**** WORKING DATA ****

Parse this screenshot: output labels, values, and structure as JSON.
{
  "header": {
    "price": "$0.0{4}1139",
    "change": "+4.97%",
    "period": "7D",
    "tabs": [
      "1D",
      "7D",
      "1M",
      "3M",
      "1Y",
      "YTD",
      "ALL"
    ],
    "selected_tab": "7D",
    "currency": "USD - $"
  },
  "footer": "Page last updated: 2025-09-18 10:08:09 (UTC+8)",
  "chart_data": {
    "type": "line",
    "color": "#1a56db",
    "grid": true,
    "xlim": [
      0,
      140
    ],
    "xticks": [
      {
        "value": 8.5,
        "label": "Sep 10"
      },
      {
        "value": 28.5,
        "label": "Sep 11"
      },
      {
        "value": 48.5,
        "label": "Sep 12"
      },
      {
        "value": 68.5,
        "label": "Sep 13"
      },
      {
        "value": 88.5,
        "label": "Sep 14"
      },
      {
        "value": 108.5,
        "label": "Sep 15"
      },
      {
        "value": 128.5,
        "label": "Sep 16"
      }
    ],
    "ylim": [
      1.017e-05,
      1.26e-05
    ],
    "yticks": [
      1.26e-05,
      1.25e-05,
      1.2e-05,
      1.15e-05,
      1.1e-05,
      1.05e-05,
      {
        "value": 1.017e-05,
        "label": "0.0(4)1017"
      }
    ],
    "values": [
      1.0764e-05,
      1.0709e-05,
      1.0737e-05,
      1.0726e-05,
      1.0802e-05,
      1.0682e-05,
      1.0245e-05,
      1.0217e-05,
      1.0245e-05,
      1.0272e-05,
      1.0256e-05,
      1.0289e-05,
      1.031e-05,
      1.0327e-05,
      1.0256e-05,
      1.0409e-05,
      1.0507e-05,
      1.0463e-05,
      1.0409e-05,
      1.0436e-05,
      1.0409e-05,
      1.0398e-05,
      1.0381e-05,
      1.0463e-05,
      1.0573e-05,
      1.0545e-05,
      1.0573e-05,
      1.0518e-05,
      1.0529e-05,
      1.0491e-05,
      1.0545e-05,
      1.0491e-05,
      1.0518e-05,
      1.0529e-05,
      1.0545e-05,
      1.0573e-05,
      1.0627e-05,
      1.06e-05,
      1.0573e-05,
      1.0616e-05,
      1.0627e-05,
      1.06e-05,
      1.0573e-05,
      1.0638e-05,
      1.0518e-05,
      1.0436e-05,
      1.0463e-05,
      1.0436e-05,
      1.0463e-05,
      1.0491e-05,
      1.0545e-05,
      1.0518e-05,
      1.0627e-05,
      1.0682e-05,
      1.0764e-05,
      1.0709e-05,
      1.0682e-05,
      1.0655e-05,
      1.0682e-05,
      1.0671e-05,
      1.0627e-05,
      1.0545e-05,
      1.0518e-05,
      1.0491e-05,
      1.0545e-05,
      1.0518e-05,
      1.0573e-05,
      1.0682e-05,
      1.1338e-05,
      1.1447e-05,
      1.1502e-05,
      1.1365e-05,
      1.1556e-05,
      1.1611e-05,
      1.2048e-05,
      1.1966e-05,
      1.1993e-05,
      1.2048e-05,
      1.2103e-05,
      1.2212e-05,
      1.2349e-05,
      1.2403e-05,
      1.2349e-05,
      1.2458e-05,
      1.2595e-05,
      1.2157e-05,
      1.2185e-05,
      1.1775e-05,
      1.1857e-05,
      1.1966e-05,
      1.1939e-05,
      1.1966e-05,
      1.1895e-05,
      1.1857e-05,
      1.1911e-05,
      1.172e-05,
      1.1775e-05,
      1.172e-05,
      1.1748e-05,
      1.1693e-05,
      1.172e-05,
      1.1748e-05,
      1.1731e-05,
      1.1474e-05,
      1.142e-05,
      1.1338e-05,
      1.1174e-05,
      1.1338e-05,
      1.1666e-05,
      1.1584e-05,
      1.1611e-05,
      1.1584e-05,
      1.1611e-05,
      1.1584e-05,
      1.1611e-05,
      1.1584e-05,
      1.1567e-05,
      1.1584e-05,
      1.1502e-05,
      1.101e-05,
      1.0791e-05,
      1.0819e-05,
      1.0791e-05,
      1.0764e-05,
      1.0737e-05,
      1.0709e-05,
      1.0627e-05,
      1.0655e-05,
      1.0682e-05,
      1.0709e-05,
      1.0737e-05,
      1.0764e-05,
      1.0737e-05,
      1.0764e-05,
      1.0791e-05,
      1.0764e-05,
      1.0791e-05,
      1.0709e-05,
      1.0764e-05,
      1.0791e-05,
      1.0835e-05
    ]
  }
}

****

» PROBLEM:
Find the string "values" in the entries above and return each line that holds it.

» THE RESPONSE:
Parse this screenshot: output labels, values, and structure as JSON.
    "values": [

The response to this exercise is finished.